Only the number is needed: how many lines contain the word "JSON"?
───── RECORDS TO USE
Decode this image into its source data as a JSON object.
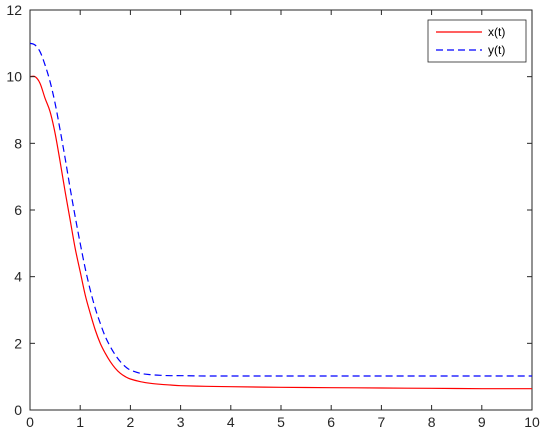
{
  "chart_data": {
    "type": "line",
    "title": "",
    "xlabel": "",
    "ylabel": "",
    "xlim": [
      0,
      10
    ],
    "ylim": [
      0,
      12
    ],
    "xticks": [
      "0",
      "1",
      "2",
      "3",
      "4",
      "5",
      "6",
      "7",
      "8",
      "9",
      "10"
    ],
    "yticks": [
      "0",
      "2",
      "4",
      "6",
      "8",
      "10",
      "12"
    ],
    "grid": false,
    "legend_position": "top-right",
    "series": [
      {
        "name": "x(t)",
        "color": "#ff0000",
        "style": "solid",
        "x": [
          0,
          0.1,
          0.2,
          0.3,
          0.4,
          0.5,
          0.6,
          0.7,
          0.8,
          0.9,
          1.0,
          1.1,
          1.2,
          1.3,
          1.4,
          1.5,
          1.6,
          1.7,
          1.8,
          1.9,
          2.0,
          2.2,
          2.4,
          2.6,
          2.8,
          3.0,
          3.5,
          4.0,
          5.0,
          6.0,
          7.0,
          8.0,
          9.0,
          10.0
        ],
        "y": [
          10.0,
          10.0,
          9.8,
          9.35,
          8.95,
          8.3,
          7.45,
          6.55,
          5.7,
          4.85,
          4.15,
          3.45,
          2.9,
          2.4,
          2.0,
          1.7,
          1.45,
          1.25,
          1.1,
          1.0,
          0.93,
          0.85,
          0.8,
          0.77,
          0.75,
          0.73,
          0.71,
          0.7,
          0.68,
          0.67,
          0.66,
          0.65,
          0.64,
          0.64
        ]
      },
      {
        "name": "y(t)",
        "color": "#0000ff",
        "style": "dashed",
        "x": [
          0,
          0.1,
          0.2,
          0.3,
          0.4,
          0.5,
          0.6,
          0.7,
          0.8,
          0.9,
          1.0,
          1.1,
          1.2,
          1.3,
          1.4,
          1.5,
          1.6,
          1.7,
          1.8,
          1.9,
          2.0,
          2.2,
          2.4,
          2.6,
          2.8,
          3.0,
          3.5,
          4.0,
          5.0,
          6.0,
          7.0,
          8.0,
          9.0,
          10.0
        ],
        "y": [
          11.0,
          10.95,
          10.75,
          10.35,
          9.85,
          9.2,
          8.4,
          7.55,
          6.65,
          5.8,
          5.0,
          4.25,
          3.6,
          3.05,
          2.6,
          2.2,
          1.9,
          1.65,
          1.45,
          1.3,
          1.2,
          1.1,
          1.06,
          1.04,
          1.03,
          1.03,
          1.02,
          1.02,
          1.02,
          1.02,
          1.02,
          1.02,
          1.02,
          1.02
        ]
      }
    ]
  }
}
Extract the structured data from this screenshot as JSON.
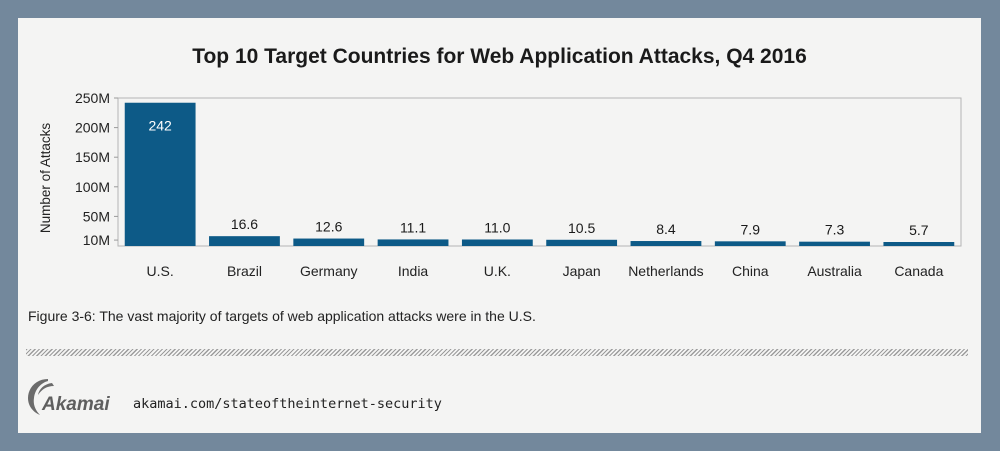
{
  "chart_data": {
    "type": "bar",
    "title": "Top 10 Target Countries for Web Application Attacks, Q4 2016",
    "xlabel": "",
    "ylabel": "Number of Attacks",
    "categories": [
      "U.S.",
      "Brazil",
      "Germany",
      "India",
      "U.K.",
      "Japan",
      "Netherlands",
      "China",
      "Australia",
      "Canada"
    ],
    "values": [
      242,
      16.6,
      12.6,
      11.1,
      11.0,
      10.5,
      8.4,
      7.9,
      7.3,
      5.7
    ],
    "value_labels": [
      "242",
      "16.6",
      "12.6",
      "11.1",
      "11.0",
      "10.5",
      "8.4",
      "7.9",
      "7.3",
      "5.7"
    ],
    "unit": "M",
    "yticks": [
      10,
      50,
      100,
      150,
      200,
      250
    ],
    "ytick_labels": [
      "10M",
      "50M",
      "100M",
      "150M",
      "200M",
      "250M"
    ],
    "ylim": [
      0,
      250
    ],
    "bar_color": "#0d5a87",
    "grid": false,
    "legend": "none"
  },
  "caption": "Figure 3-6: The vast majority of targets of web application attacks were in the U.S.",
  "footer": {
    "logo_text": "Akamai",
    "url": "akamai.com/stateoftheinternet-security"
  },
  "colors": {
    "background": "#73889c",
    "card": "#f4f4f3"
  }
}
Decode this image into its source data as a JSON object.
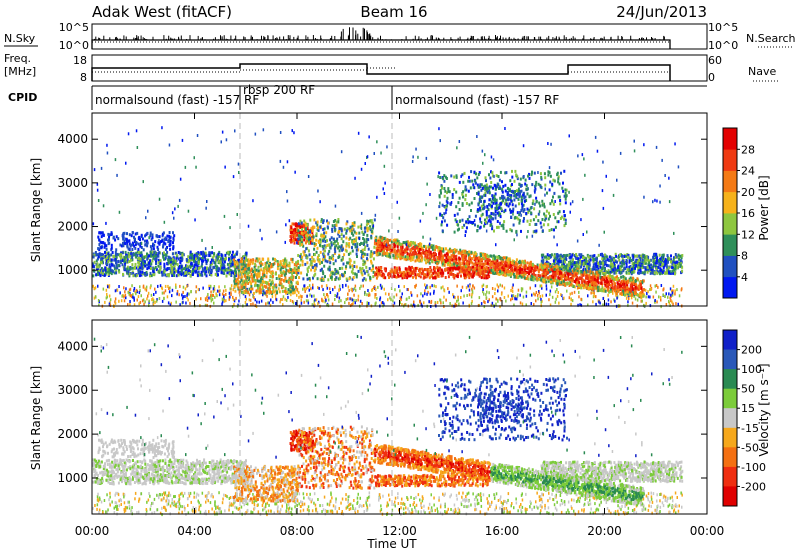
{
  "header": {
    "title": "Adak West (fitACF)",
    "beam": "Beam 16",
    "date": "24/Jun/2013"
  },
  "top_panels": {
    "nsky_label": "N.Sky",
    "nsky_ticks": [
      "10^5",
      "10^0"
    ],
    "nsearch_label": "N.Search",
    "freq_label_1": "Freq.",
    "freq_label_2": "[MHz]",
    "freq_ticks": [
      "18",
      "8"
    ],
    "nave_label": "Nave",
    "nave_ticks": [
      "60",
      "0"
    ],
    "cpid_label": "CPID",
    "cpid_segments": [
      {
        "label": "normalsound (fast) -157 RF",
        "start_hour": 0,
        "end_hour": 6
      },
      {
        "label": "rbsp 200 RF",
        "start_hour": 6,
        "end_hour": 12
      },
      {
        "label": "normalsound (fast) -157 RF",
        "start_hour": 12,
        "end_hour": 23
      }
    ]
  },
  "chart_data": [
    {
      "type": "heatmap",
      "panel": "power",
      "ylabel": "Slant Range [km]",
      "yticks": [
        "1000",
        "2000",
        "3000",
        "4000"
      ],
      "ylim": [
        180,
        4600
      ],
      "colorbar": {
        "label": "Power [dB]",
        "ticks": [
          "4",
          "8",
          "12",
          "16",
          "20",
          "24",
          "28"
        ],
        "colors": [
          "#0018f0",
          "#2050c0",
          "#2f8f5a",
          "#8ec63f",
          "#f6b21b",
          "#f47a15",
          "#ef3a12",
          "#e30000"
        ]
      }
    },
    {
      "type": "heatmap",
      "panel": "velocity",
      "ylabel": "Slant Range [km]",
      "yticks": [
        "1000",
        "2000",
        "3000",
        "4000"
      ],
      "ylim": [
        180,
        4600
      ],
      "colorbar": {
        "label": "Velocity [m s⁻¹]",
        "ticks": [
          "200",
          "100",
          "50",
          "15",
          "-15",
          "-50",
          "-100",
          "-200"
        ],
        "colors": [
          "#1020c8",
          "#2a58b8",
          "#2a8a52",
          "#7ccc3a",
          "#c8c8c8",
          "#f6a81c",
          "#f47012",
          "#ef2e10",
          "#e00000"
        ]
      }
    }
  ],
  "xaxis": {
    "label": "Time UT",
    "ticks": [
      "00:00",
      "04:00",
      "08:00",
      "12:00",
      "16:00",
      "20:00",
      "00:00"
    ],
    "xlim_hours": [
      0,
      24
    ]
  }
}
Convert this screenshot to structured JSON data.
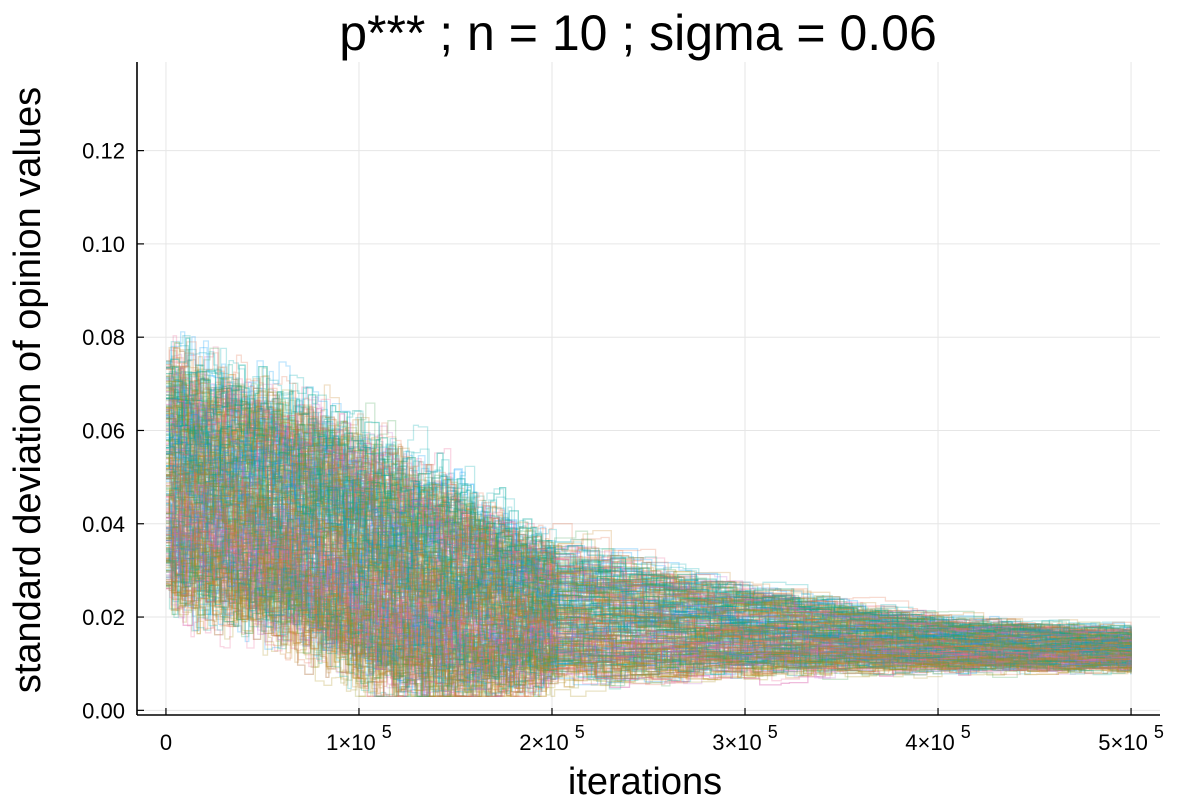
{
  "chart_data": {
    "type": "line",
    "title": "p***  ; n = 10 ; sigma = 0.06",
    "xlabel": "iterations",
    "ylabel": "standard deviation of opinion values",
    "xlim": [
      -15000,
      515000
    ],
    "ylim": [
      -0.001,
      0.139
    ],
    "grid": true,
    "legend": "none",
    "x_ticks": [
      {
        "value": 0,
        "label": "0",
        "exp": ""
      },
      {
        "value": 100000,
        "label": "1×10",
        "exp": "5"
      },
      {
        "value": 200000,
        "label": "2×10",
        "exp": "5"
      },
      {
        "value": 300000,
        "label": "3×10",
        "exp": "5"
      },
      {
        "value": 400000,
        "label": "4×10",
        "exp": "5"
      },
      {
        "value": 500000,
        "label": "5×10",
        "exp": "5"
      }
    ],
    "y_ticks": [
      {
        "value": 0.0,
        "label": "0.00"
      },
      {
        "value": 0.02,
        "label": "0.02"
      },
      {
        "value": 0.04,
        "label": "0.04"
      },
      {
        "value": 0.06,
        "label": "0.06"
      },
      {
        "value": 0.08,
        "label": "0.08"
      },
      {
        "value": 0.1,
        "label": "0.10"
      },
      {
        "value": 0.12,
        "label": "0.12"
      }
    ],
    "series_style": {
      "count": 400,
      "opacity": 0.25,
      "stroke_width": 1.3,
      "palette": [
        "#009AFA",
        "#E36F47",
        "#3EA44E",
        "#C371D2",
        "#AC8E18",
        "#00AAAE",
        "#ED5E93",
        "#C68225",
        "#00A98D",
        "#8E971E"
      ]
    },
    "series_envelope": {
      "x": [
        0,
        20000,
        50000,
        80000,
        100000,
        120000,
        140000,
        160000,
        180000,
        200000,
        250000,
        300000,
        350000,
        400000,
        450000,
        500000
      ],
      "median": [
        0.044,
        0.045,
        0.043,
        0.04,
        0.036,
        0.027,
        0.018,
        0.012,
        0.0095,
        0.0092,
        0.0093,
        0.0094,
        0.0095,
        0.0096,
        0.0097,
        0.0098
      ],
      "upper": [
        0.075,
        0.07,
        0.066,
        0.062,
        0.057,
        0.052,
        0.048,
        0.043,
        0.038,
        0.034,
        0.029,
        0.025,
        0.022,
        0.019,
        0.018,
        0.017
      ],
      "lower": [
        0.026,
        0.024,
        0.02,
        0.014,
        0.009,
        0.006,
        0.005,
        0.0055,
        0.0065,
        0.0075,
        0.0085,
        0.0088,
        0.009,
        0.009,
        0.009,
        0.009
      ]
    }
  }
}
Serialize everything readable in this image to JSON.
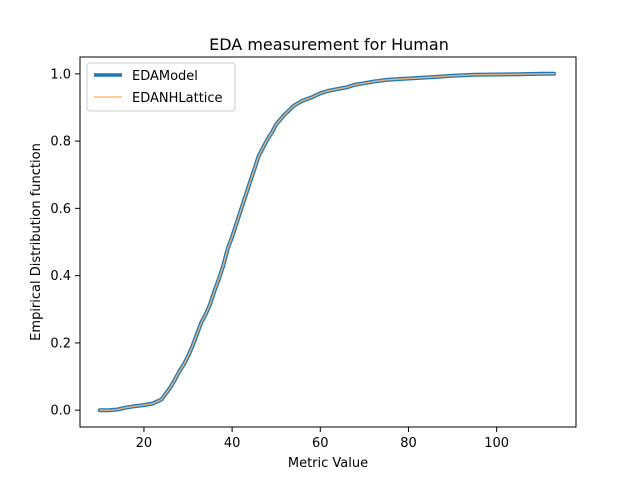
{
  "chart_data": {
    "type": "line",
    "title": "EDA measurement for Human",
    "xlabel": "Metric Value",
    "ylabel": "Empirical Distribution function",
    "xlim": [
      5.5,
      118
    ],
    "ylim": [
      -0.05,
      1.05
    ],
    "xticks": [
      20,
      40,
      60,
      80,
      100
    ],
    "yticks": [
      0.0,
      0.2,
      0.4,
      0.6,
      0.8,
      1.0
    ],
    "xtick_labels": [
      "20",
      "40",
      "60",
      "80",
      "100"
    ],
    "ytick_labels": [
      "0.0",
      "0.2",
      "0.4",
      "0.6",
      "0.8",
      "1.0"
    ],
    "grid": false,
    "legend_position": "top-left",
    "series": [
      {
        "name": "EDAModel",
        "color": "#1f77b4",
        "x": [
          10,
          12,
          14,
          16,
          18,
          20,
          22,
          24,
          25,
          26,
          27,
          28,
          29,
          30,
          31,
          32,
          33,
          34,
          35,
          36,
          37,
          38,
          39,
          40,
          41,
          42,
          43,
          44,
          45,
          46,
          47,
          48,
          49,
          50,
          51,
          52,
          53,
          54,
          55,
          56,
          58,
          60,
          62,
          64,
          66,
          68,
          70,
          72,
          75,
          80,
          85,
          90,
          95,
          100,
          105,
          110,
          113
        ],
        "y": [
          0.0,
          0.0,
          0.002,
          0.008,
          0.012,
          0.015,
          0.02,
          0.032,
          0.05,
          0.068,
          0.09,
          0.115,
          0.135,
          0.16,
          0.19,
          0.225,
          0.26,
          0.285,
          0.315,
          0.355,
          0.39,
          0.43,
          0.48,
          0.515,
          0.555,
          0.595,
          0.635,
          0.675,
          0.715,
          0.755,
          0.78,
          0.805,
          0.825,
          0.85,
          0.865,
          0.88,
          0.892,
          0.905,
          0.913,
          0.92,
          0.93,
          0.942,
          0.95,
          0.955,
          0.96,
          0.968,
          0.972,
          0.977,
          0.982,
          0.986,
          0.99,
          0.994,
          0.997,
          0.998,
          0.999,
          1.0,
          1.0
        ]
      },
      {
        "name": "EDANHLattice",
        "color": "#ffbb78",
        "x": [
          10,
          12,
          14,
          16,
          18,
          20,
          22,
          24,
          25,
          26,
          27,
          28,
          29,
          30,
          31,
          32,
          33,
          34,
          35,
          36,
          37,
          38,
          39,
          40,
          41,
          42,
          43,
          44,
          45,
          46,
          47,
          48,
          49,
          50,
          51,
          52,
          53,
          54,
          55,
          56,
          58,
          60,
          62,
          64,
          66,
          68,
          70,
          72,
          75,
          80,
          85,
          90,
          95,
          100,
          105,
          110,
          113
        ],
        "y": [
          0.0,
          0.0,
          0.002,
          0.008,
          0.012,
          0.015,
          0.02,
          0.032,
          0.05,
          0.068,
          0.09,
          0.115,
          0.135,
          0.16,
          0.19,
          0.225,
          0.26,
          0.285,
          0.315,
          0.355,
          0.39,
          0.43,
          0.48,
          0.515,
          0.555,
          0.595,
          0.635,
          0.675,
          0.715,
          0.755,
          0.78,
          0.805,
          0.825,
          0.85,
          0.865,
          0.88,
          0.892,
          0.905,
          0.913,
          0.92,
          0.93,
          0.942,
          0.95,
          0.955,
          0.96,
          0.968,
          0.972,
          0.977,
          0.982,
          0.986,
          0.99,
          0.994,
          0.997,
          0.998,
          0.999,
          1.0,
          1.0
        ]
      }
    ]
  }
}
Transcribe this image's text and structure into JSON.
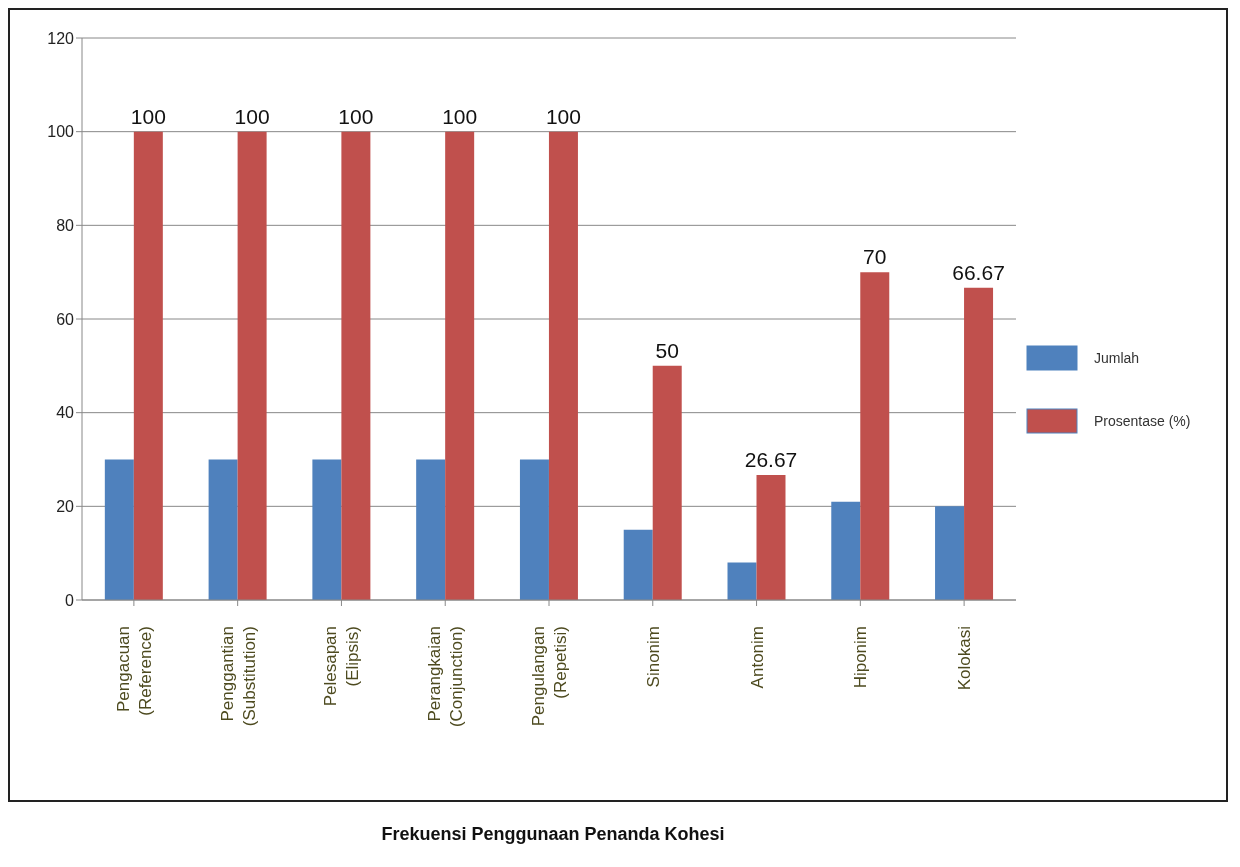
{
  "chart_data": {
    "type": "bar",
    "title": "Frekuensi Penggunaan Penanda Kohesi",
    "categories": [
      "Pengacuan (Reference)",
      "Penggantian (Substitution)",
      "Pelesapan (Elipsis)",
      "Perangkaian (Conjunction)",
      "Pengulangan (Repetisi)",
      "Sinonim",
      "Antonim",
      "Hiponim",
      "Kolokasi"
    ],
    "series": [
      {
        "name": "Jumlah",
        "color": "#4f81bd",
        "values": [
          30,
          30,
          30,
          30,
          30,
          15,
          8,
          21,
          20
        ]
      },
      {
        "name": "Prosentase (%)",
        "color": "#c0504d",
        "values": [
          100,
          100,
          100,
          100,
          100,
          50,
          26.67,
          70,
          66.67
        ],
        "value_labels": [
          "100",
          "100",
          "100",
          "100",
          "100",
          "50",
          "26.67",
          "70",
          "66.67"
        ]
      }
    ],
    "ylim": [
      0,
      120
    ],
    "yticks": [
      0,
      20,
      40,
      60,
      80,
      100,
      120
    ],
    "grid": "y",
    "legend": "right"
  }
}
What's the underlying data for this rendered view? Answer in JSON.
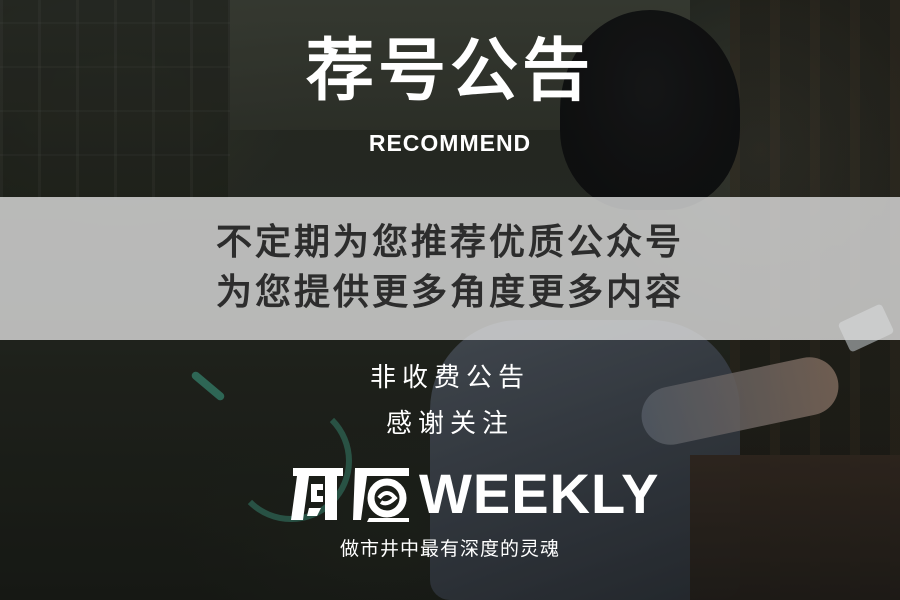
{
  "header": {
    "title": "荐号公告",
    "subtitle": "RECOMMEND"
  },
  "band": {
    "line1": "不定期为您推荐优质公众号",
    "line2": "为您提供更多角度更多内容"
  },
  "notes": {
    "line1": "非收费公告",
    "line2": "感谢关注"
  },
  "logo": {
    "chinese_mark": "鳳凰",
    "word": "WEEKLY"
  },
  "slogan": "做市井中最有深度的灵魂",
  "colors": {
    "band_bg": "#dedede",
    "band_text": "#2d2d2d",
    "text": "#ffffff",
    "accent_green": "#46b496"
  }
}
──────────
• **CORRECT ANSWER**: 7